**Given problem 1:**
Render the listing below as a JSON list of strings, one string per line and no blank lines. Include only the lines from the line with "deviation-cell: 0.80 <box>248 45 311 66</box>" to the line with "uncertainty-cell: 3.90 <box>310", both of them included.

**Excerpted text:**
※

The Power Index

Adapted from: How to Write and Publish Poetry, Chapter 7, Part 1

"All you have to do to write a poem
Is to name a thing.
And the beauty of it, the idea of it
Blossoms in the mind
like a flower."
...Lawrence Keough, from "Whitman Was Right," Parnassus, Win 96

"Circle all adjectives in red. Look at them all as
being guilty and then try to defend them."
...John Ciardi

"you are a strong verb / against green /chalkoard" ...Charles Rampp, "Clay Verb," Parnassus, Spr 88

"The safest words are always those which bring us most directly to facts." ...Charles H. Parkhurst

We indicated a couple chapters back that writing poetry is simple if we remember one admonition: Poetry is noun things doing verb things. Teachers and editors wear out their voices and trusty red pens giving the same advice over and over: "Get more nouns and verbs into your writing." That isn't just pesky old modern teachers talking. An ancient Chinese proverb reminds us: "The beginning of wisdom is to call things by their right names."

When Gronk, our mutual ancestor—stalking away from his argument with Mrs. Gronk in their dimly lit cave condo—first lifted himself to speech, he muttered the Gronkian equivalent of "Gronk go!" The dimmer caverns of his brain remembered hearing those two grunts used separately in other contexts, but his budding intellect, heightened by the argument, linked them into a combination that carried meaning and mirrored his activity. A name and an action—labels for physical events—nouns and verbs. Language was born.

※

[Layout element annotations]
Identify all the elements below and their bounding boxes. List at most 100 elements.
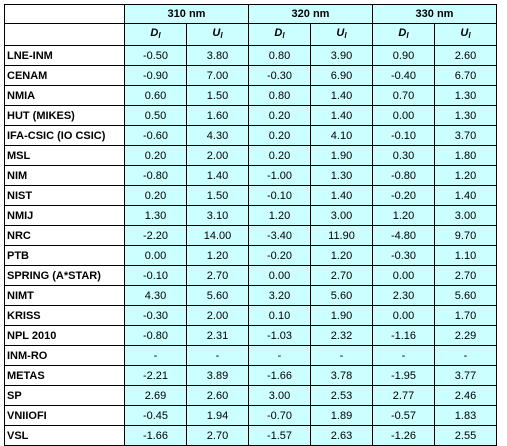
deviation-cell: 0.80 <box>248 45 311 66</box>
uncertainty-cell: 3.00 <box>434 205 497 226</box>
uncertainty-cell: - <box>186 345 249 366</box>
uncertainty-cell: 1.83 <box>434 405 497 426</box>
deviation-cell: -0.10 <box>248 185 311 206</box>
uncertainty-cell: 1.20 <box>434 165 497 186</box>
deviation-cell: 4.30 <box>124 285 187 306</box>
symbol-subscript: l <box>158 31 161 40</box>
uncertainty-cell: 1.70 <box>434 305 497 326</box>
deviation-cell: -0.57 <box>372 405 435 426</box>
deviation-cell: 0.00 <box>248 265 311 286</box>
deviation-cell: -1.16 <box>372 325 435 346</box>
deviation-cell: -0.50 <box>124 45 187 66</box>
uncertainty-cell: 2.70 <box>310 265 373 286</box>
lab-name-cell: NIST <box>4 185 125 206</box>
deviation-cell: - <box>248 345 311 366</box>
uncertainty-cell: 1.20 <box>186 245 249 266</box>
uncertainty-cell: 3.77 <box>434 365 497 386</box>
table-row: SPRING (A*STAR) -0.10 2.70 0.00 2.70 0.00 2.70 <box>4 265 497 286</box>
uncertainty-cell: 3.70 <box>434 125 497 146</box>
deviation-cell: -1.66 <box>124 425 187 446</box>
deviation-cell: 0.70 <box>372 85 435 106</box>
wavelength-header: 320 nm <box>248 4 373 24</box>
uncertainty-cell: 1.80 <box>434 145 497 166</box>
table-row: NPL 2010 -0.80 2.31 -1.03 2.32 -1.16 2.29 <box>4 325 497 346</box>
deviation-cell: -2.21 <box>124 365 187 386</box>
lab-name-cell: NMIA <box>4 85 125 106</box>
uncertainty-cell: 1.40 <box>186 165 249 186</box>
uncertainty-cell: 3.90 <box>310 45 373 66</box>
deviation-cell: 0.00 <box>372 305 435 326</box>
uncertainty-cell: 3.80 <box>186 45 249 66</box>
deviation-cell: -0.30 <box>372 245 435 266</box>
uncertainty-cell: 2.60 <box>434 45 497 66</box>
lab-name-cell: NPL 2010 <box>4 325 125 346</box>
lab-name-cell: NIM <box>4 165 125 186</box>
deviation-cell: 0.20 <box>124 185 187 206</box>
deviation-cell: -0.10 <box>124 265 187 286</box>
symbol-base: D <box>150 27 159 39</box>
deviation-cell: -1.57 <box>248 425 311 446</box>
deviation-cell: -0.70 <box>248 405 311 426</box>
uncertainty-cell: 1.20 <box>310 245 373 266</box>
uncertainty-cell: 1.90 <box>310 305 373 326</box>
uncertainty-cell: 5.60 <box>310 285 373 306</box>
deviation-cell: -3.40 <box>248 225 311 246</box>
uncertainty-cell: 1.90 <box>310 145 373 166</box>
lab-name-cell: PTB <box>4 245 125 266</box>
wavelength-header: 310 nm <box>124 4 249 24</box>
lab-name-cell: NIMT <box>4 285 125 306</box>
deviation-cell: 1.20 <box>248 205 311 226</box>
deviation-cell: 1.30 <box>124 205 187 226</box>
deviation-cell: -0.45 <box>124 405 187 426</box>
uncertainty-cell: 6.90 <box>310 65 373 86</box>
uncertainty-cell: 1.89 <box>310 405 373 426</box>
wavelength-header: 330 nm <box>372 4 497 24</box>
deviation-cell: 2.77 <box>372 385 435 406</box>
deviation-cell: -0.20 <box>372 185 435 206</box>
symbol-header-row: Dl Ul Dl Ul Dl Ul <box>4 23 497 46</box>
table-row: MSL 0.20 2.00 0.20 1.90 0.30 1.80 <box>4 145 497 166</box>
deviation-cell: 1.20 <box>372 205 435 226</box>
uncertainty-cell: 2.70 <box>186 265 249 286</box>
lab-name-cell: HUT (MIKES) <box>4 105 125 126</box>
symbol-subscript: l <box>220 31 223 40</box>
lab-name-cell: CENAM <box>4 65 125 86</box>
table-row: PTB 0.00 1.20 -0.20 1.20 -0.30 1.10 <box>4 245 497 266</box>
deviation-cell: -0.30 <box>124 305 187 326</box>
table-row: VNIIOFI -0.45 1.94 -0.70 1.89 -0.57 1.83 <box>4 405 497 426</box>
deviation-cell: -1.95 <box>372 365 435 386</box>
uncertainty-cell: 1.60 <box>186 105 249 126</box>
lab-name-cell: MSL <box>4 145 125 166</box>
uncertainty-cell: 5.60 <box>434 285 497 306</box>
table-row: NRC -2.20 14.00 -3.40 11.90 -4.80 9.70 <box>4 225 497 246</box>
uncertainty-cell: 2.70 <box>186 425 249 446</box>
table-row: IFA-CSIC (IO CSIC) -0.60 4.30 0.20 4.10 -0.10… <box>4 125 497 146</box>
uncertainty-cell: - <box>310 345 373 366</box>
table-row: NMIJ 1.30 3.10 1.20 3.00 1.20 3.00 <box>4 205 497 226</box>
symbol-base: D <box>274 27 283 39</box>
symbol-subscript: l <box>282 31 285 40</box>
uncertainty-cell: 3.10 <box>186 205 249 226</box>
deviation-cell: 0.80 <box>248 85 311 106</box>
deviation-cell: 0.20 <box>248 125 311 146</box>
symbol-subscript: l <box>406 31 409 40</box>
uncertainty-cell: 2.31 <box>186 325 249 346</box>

※

**Given problem 2:**
In the excerpt on writing poetry, rewrite the passage from "When Gronk, our" to "Language was born.", changing "cave condo" to "rock shelter".

**Complete output 1:**
[
  "deviation-cell: 0.80 <box>248 45 311 66</box>",
  "uncertainty-cell: 3.00 <box>434 205 497 226</box>",
  "uncertainty-cell: - <box>186 345 249 366</box>",
  "uncertainty-cell: 1.83 <box>434 405 497 426</box>",
  "deviation-cell: -0.10 <box>248 185 311 206</box>",
  "uncertainty-cell: 1.20 <box>434 165 497 186</box>",
  "deviation-cell: 4.30 <box>124 285 187 306</box>",
  "symbol-subscript: l <box>158 31 161 40</box>",
  "uncertainty-cell: 1.70 <box>434 305 497 326</box>",
  "deviation-cell: -0.57 <box>372 405 435 426</box>",
  "deviation-cell: 0.00 <box>248 265 311 286</box>",
  "deviation-cell: -1.16 <box>372 325 435 346</box>",
  "deviation-cell: -0.50 <box>124 45 187 66</box>",
  "uncertainty-cell: 2.70 <box>310 265 373 286</box>",
  "lab-name-cell: NIST <box>4 185 125 206</box>",
  "deviation-cell: - <box>248 345 311 366</box>",
  "uncertainty-cell: 1.20 <box>186 245 249 266</box>",
  "uncertainty-cell: 3.77 <box>434 365 497 386</box>",
  "table-row: SPRING (A*STAR) -0.10 2.70 0.00 2.70 0.00 2.70 <box>4 265 497 286</box>",
  "uncertainty-cell: 3.70 <box>434 125 497 146</box>",
  "deviation-cell: -1.66 <box>124 425 187 446</box>",
  "deviation-cell: 0.70 <box>372 85 435 106</box>",
  "wavelength-header: 320 nm <box>248 4 373 24</box>",
  "uncertainty-cell: 1.80 <box>434 145 497 166</box>",
  "table-row: NPL 2010 -0.80 2.31 -1.03 2.32 -1.16 2.29 <box>4 325 497 346</box>",
  "deviation-cell: -2.21 <box>124 365 187 386</box>",
  "lab-name-cell: NMIA <box>4 85 125 106</box>",
  "uncertainty-cell: 1.40 <box>186 165 249 186</box>",
  "uncertainty-cell: 3.90 <box>310 45 373 66</box>"
]

**Complete output 2:**
When Gronk, our mutual ancestor—stalking away from his argument with Mrs. Gronk in their dimly lit rock shelter—first lifted himself to speech, he muttered the Gronkian equivalent of "Gronk go!" The dimmer caverns of his brain remembered hearing those two grunts used separately in other contexts, but his budding intellect, heightened by the argument, linked them into a combination that carried meaning and mirrored his activity. A name and an action—labels for physical events—nouns and verbs. Language was born.